:: Exercise requirements ::
Write out the records word for word, with no pictures.

=======

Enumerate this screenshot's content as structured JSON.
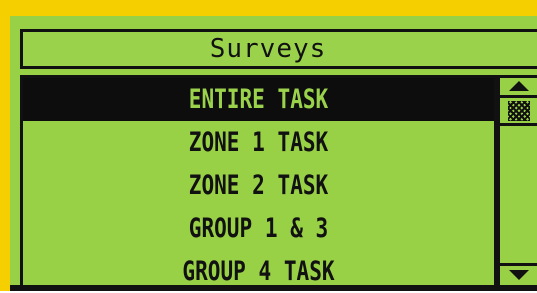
{
  "screen": {
    "title": "Surveys"
  },
  "list": {
    "items": [
      {
        "label": "ENTIRE TASK",
        "selected": true
      },
      {
        "label": "ZONE 1 TASK",
        "selected": false
      },
      {
        "label": "ZONE 2 TASK",
        "selected": false
      },
      {
        "label": "GROUP 1 & 3",
        "selected": false
      },
      {
        "label": "GROUP 4 TASK",
        "selected": false
      }
    ]
  },
  "scrollbar": {
    "up_icon": "arrow-up-icon",
    "down_icon": "arrow-down-icon",
    "thumb_position_fraction": 0.0
  },
  "colors": {
    "bezel": "#f6cf00",
    "lcd_background": "#99d146",
    "lcd_ink": "#111111"
  }
}
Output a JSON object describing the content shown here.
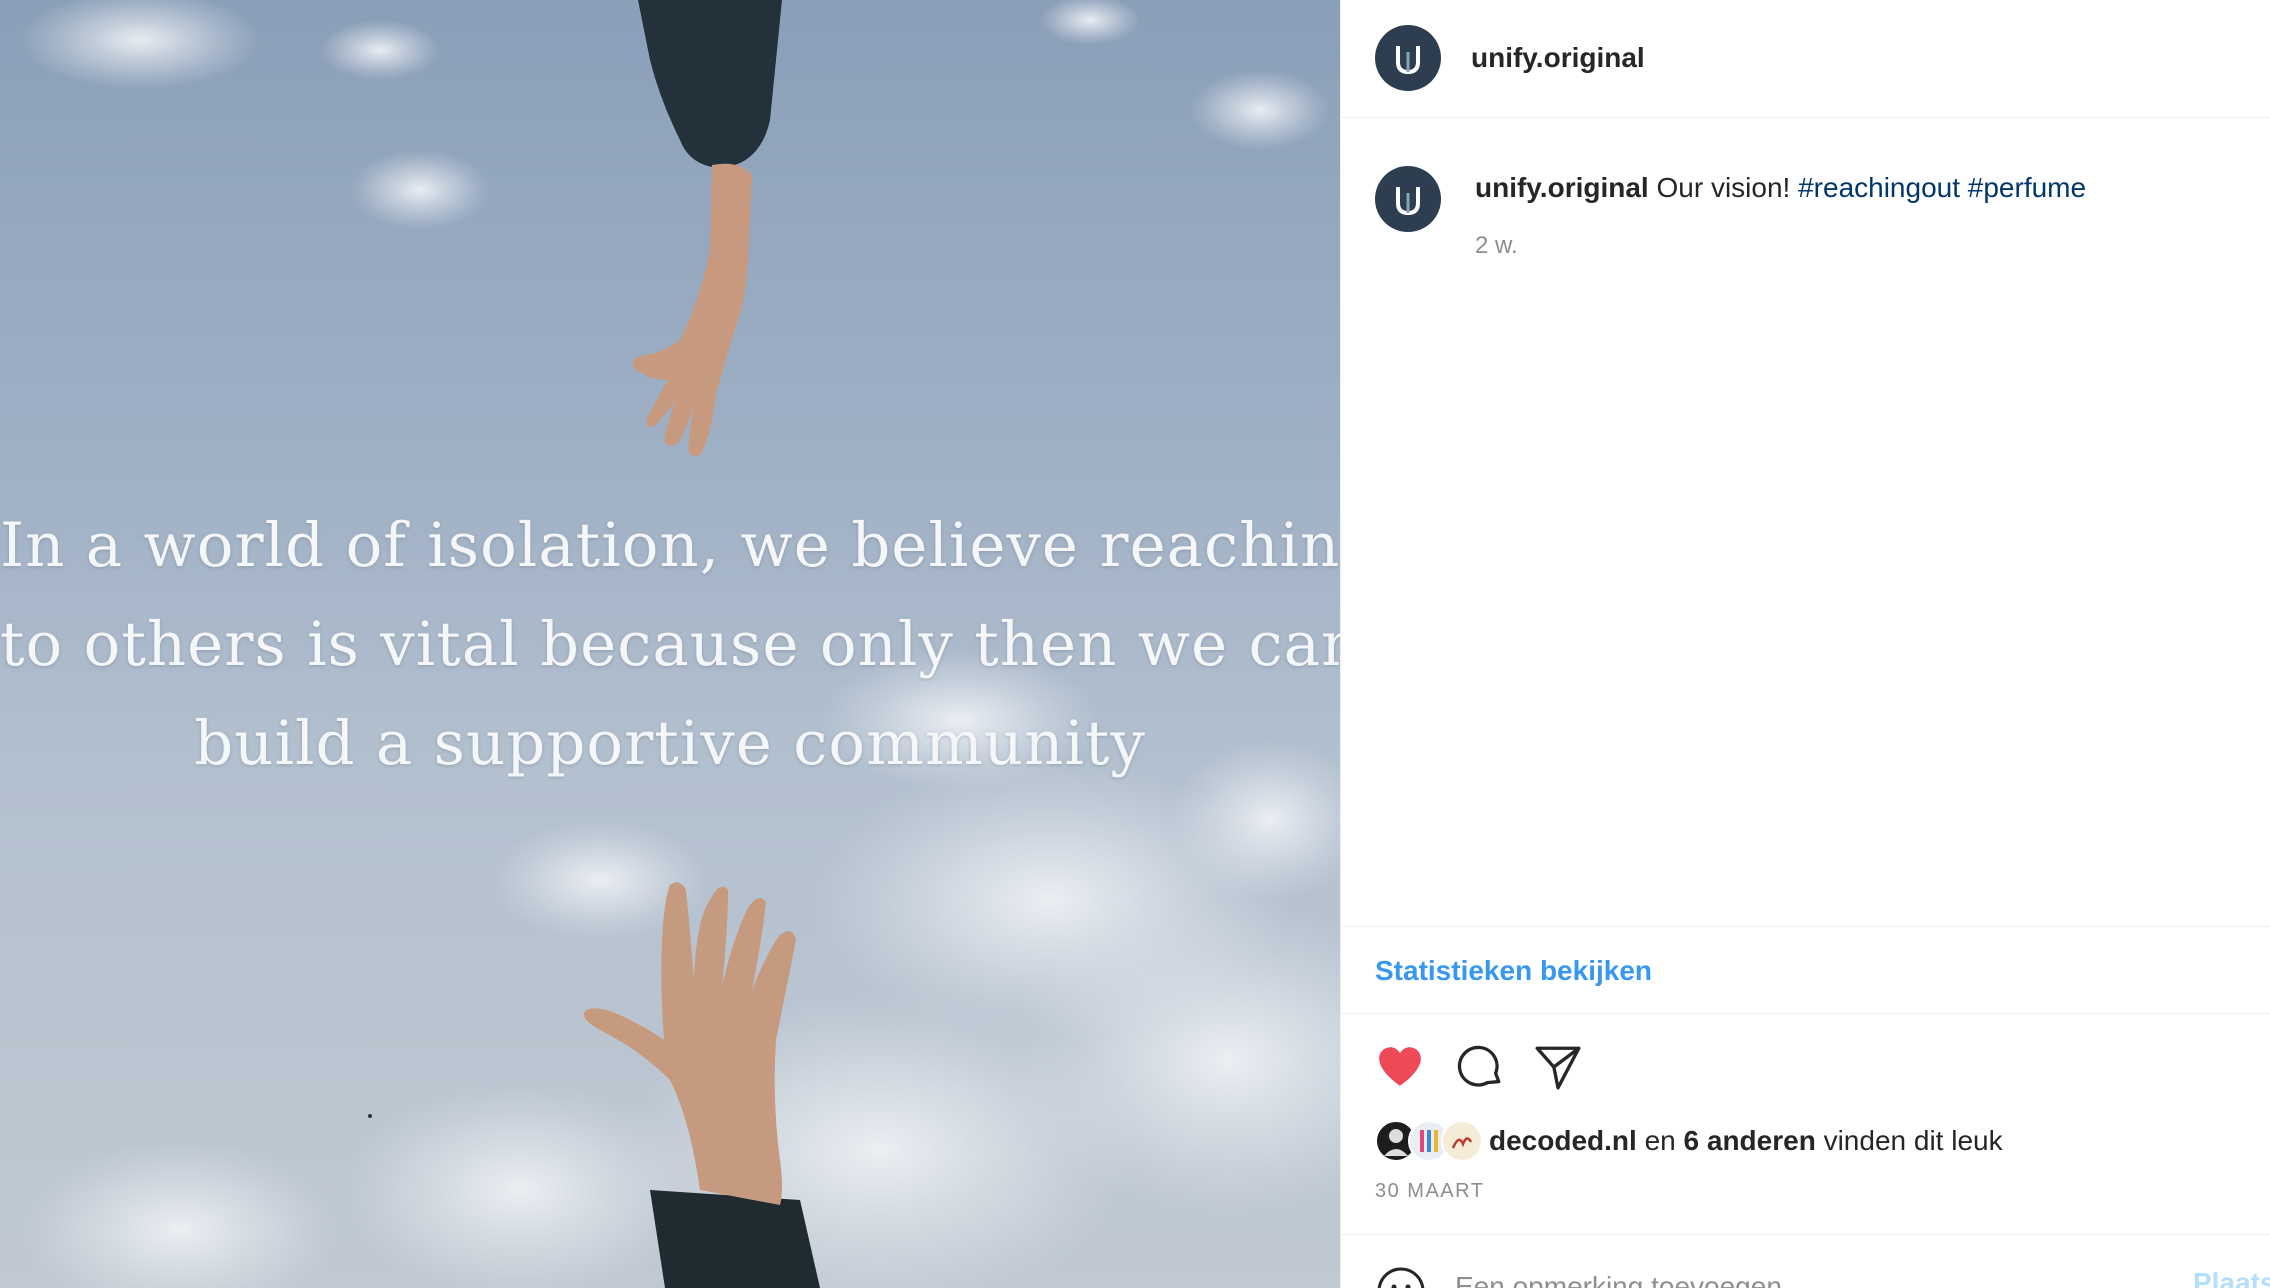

=======

:: Solution for this exercise ::
Enumerate this screenshot's content as structured JSON.
{
  "screen": {
    "title": "Surveys"
  },
  "list": {
    "items": [
      {
        "label": "ENTIRE TASK",
        "selected": true
      },
      {
        "label": "ZONE 1 TASK",
        "selected": false
      },
      {
        "label": "ZONE 2 TASK",
        "selected": false
      },
      {
        "label": "GROUP 1 & 3",
        "selected": false
      },
      {
        "label": "GROUP 4 TASK",
        "selected": false
      }
    ]
  },
  "scrollbar": {
    "up_icon": "arrow-up-icon",
    "down_icon": "arrow-down-icon",
    "thumb_position_fraction": 0.0
  },
  "colors": {
    "bezel": "#f6cf00",
    "lcd_background": "#99d146",
    "lcd_ink": "#111111"
  }
}
Output a JSON object describing the content shown here.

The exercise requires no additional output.